- **Stated goal**: Transcribe every entry word for word. Skip the pictures.

- **Record list**:
..........

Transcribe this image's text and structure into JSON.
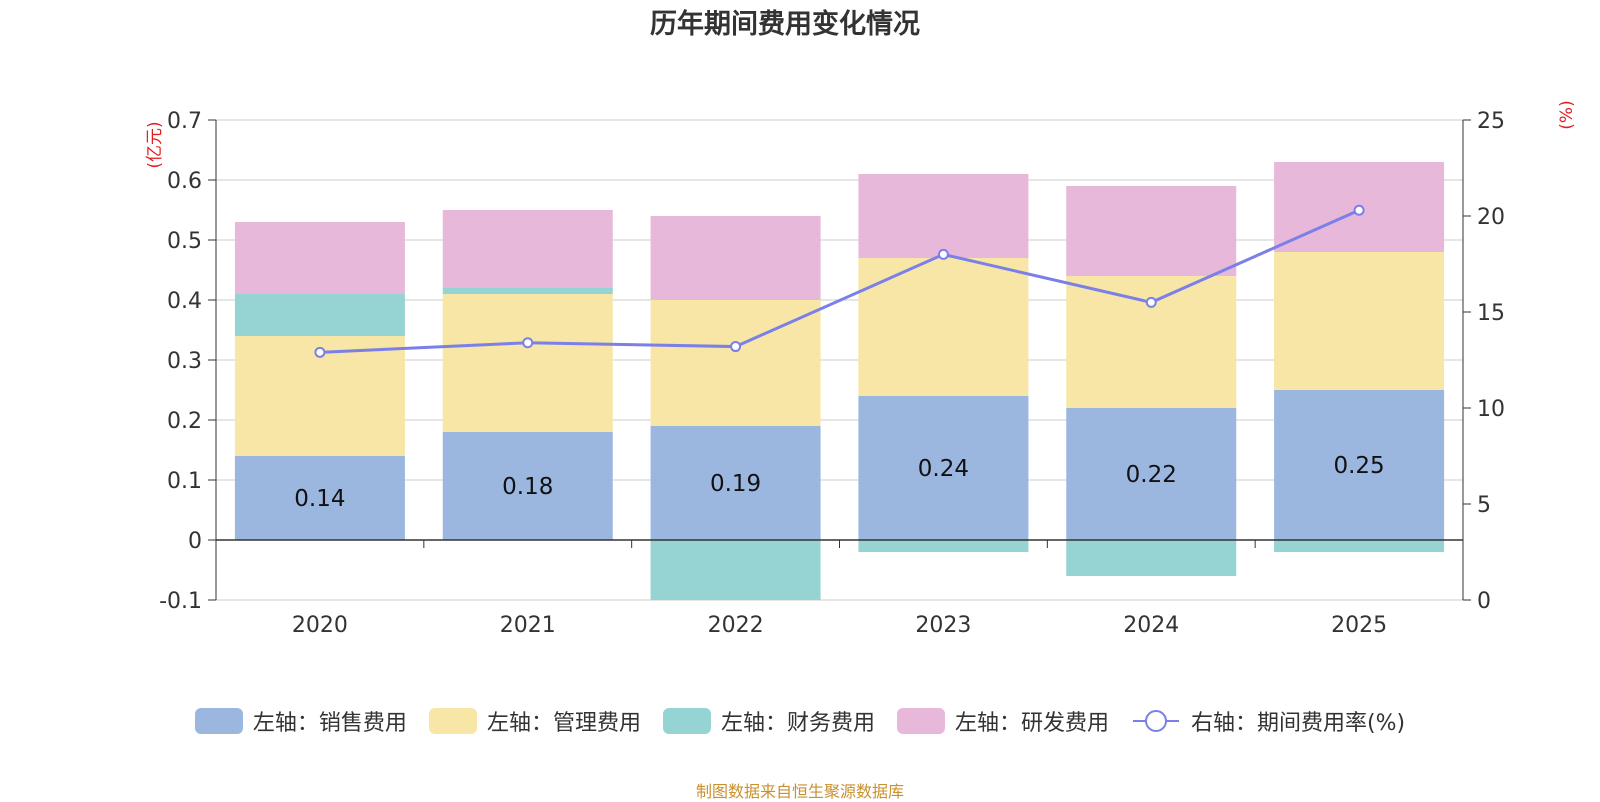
{
  "chart_data": {
    "type": "bar",
    "title": "历年期间费用变化情况",
    "categories": [
      "2020",
      "2021",
      "2022",
      "2023",
      "2024",
      "2025"
    ],
    "left_axis": {
      "unit": "(亿元)",
      "ylim": [
        -0.1,
        0.7
      ],
      "ticks": [
        0.7,
        0.6,
        0.5,
        0.4,
        0.3,
        0.2,
        0.1,
        0,
        -0.1
      ]
    },
    "right_axis": {
      "unit": "(%)",
      "ylim": [
        0,
        25
      ],
      "ticks": [
        25,
        20,
        15,
        10,
        5,
        0
      ]
    },
    "series": [
      {
        "name": "左轴：销售费用",
        "kind": "bar",
        "color": "#9bb7e0",
        "values": [
          0.14,
          0.18,
          0.19,
          0.24,
          0.22,
          0.25
        ],
        "labels": [
          "0.14",
          "0.18",
          "0.19",
          "0.24",
          "0.22",
          "0.25"
        ]
      },
      {
        "name": "左轴：管理费用",
        "kind": "bar",
        "color": "#f7e6a6",
        "values": [
          0.2,
          0.23,
          0.21,
          0.23,
          0.22,
          0.23
        ]
      },
      {
        "name": "左轴：财务费用",
        "kind": "bar",
        "color": "#96d3d3",
        "values": [
          0.07,
          0.01,
          -0.1,
          -0.02,
          -0.06,
          -0.02
        ]
      },
      {
        "name": "左轴：研发费用",
        "kind": "bar",
        "color": "#e7b8da",
        "values": [
          0.12,
          0.13,
          0.14,
          0.14,
          0.15,
          0.15
        ]
      },
      {
        "name": "右轴：期间费用率(%)",
        "kind": "line",
        "color": "#7b7fe8",
        "values": [
          12.9,
          13.4,
          13.2,
          18.0,
          15.5,
          20.3
        ]
      }
    ],
    "grid": true,
    "legend_position": "bottom"
  },
  "source_note": "制图数据来自恒生聚源数据库"
}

..........

- **Task output**:
Transcribe this image's text and structure into JSON.
{
  "chart_data": {
    "type": "bar",
    "title": "历年期间费用变化情况",
    "categories": [
      "2020",
      "2021",
      "2022",
      "2023",
      "2024",
      "2025"
    ],
    "left_axis": {
      "unit": "(亿元)",
      "ylim": [
        -0.1,
        0.7
      ],
      "ticks": [
        0.7,
        0.6,
        0.5,
        0.4,
        0.3,
        0.2,
        0.1,
        0,
        -0.1
      ]
    },
    "right_axis": {
      "unit": "(%)",
      "ylim": [
        0,
        25
      ],
      "ticks": [
        25,
        20,
        15,
        10,
        5,
        0
      ]
    },
    "series": [
      {
        "name": "左轴：销售费用",
        "kind": "bar",
        "color": "#9bb7e0",
        "values": [
          0.14,
          0.18,
          0.19,
          0.24,
          0.22,
          0.25
        ],
        "labels": [
          "0.14",
          "0.18",
          "0.19",
          "0.24",
          "0.22",
          "0.25"
        ]
      },
      {
        "name": "左轴：管理费用",
        "kind": "bar",
        "color": "#f7e6a6",
        "values": [
          0.2,
          0.23,
          0.21,
          0.23,
          0.22,
          0.23
        ]
      },
      {
        "name": "左轴：财务费用",
        "kind": "bar",
        "color": "#96d3d3",
        "values": [
          0.07,
          0.01,
          -0.1,
          -0.02,
          -0.06,
          -0.02
        ]
      },
      {
        "name": "左轴：研发费用",
        "kind": "bar",
        "color": "#e7b8da",
        "values": [
          0.12,
          0.13,
          0.14,
          0.14,
          0.15,
          0.15
        ]
      },
      {
        "name": "右轴：期间费用率(%)",
        "kind": "line",
        "color": "#7b7fe8",
        "values": [
          12.9,
          13.4,
          13.2,
          18.0,
          15.5,
          20.3
        ]
      }
    ],
    "grid": true,
    "legend_position": "bottom"
  },
  "source_note": "制图数据来自恒生聚源数据库"
}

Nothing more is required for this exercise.